• Consigne: Réécrivez toutes les entrées en renommant « KAPITOLA » en « HLAVA » partout où le mot figure, sans rien modifier d'autre.

• Entrées à traiter:

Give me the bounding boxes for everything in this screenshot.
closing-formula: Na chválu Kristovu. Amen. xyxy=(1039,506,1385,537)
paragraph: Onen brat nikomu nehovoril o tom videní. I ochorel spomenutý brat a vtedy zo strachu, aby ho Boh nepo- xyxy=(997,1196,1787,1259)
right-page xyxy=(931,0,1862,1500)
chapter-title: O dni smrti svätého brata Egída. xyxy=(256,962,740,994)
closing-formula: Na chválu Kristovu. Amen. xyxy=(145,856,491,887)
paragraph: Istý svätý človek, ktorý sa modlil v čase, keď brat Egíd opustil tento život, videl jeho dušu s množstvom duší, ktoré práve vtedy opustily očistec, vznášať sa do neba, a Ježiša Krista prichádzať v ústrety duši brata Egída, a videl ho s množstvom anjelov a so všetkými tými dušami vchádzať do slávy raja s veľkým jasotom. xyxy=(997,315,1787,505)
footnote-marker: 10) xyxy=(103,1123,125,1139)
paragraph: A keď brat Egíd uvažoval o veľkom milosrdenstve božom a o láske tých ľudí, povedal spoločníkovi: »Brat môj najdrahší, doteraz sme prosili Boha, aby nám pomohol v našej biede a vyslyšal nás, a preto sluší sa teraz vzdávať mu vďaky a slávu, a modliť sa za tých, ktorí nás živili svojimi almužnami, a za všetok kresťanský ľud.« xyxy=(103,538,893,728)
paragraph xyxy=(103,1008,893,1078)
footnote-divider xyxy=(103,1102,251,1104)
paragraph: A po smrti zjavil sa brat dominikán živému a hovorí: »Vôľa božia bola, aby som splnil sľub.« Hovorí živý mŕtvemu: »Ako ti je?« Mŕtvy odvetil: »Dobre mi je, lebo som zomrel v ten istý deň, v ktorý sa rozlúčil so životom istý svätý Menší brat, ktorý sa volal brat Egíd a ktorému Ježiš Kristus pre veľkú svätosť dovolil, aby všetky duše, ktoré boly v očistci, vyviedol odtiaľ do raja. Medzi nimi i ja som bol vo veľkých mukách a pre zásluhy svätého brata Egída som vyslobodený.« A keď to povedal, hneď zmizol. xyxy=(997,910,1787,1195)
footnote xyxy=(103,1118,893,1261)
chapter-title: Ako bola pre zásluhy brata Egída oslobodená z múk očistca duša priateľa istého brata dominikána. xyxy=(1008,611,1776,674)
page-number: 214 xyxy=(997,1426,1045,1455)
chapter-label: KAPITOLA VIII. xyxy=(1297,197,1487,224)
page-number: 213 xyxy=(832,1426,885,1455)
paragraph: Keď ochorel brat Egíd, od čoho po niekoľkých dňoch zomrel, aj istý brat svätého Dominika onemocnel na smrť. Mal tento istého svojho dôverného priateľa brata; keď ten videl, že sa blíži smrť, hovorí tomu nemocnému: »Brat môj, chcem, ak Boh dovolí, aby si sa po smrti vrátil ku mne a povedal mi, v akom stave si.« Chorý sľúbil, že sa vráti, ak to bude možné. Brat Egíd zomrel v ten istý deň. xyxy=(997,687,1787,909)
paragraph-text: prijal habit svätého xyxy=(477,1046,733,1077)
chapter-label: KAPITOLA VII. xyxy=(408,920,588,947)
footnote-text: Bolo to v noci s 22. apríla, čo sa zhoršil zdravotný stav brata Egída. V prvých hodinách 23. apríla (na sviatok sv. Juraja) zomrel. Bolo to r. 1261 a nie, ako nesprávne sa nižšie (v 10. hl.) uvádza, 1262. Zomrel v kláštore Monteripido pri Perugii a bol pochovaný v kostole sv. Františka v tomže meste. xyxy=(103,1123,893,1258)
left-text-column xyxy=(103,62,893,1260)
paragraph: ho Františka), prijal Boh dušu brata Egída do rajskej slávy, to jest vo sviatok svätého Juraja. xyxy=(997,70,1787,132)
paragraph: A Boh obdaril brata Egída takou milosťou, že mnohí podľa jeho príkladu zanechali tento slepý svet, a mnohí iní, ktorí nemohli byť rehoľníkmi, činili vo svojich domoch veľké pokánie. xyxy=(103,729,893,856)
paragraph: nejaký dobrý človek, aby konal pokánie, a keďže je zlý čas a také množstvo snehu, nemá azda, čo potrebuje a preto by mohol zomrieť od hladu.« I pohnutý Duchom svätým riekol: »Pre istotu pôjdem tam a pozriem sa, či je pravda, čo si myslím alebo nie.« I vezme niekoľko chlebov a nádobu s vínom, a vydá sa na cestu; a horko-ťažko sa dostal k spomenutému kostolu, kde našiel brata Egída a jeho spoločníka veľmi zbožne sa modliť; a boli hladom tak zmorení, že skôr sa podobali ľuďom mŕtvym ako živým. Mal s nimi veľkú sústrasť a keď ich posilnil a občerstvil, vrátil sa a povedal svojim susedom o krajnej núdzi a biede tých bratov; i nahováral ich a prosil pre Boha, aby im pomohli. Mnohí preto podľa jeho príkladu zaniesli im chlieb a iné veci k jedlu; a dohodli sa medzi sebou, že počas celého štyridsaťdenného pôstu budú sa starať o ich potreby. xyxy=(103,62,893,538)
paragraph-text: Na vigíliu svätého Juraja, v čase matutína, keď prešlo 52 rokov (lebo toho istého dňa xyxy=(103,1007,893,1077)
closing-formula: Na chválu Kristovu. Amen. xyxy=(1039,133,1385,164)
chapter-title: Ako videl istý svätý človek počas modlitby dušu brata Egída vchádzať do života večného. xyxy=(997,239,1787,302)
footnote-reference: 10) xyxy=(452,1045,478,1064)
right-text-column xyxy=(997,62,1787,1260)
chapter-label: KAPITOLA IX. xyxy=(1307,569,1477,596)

• Corrigé:
Give me the bounding boxes for everything in this screenshot.
closing-formula: Na chválu Kristovu. Amen. xyxy=(1039,506,1385,537)
paragraph: Onen brat nikomu nehovoril o tom videní. I ochorel spomenutý brat a vtedy zo strachu, aby ho Boh nepo- xyxy=(997,1196,1787,1259)
right-page xyxy=(931,0,1862,1500)
chapter-title: O dni smrti svätého brata Egída. xyxy=(256,962,740,994)
closing-formula: Na chválu Kristovu. Amen. xyxy=(145,856,491,887)
paragraph: Istý svätý človek, ktorý sa modlil v čase, keď brat Egíd opustil tento život, videl jeho dušu s množstvom duší, ktoré práve vtedy opustily očistec, vznášať sa do neba, a Ježiša Krista prichádzať v ústrety duši brata Egída, a videl ho s množstvom anjelov a so všetkými tými dušami vchádzať do slávy raja s veľkým jasotom. xyxy=(997,315,1787,505)
footnote-marker: 10) xyxy=(103,1123,125,1139)
paragraph: A keď brat Egíd uvažoval o veľkom milosrdenstve božom a o láske tých ľudí, povedal spoločníkovi: »Brat môj najdrahší, doteraz sme prosili Boha, aby nám pomohol v našej biede a vyslyšal nás, a preto sluší sa teraz vzdávať mu vďaky a slávu, a modliť sa za tých, ktorí nás živili svojimi almužnami, a za všetok kresťanský ľud.« xyxy=(103,538,893,728)
paragraph xyxy=(103,1008,893,1078)
footnote-divider xyxy=(103,1102,251,1104)
paragraph: A po smrti zjavil sa brat dominikán živému a hovorí: »Vôľa božia bola, aby som splnil sľub.« Hovorí živý mŕtvemu: »Ako ti je?« Mŕtvy odvetil: »Dobre mi je, lebo som zomrel v ten istý deň, v ktorý sa rozlúčil so životom istý svätý Menší brat, ktorý sa volal brat Egíd a ktorému Ježiš Kristus pre veľkú svätosť dovolil, aby všetky duše, ktoré boly v očistci, vyviedol odtiaľ do raja. Medzi nimi i ja som bol vo veľkých mukách a pre zásluhy svätého brata Egída som vyslobodený.« A keď to povedal, hneď zmizol. xyxy=(997,910,1787,1195)
footnote xyxy=(103,1118,893,1261)
chapter-title: Ako bola pre zásluhy brata Egída oslobodená z múk očistca duša priateľa istého brata dominikána. xyxy=(1008,611,1776,674)
page-number: 214 xyxy=(997,1426,1045,1455)
chapter-label: HLAVA VIII. xyxy=(1297,197,1487,224)
page-number: 213 xyxy=(832,1426,885,1455)
paragraph: Keď ochorel brat Egíd, od čoho po niekoľkých dňoch zomrel, aj istý brat svätého Dominika onemocnel na smrť. Mal tento istého svojho dôverného priateľa brata; keď ten videl, že sa blíži smrť, hovorí tomu nemocnému: »Brat môj, chcem, ak Boh dovolí, aby si sa po smrti vrátil ku mne a povedal mi, v akom stave si.« Chorý sľúbil, že sa vráti, ak to bude možné. Brat Egíd zomrel v ten istý deň. xyxy=(997,687,1787,909)
paragraph-text: prijal habit svätého xyxy=(477,1046,733,1077)
chapter-label: HLAVA VII. xyxy=(408,920,588,947)
footnote-text: Bolo to v noci s 22. apríla, čo sa zhoršil zdravotný stav brata Egída. V prvých hodinách 23. apríla (na sviatok sv. Juraja) zomrel. Bolo to r. 1261 a nie, ako nesprávne sa nižšie (v 10. hl.) uvádza, 1262. Zomrel v kláštore Monteripido pri Perugii a bol pochovaný v kostole sv. Františka v tomže meste. xyxy=(103,1123,893,1258)
left-text-column xyxy=(103,62,893,1260)
paragraph: ho Františka), prijal Boh dušu brata Egída do rajskej slávy, to jest vo sviatok svätého Juraja. xyxy=(997,70,1787,132)
paragraph: A Boh obdaril brata Egída takou milosťou, že mnohí podľa jeho príkladu zanechali tento slepý svet, a mnohí iní, ktorí nemohli byť rehoľníkmi, činili vo svojich domoch veľké pokánie. xyxy=(103,729,893,856)
paragraph: nejaký dobrý človek, aby konal pokánie, a keďže je zlý čas a také množstvo snehu, nemá azda, čo potrebuje a preto by mohol zomrieť od hladu.« I pohnutý Duchom svätým riekol: »Pre istotu pôjdem tam a pozriem sa, či je pravda, čo si myslím alebo nie.« I vezme niekoľko chlebov a nádobu s vínom, a vydá sa na cestu; a horko-ťažko sa dostal k spomenutému kostolu, kde našiel brata Egída a jeho spoločníka veľmi zbožne sa modliť; a boli hladom tak zmorení, že skôr sa podobali ľuďom mŕtvym ako živým. Mal s nimi veľkú sústrasť a keď ich posilnil a občerstvil, vrátil sa a povedal svojim susedom o krajnej núdzi a biede tých bratov; i nahováral ich a prosil pre Boha, aby im pomohli. Mnohí preto podľa jeho príkladu zaniesli im chlieb a iné veci k jedlu; a dohodli sa medzi sebou, že počas celého štyridsaťdenného pôstu budú sa starať o ich potreby. xyxy=(103,62,893,538)
paragraph-text: Na vigíliu svätého Juraja, v čase matutína, keď prešlo 52 rokov (lebo toho istého dňa xyxy=(103,1007,893,1077)
closing-formula: Na chválu Kristovu. Amen. xyxy=(1039,133,1385,164)
chapter-title: Ako videl istý svätý človek počas modlitby dušu brata Egída vchádzať do života večného. xyxy=(997,239,1787,302)
footnote-reference: 10) xyxy=(452,1045,478,1064)
right-text-column xyxy=(997,62,1787,1260)
chapter-label: HLAVA IX. xyxy=(1307,569,1477,596)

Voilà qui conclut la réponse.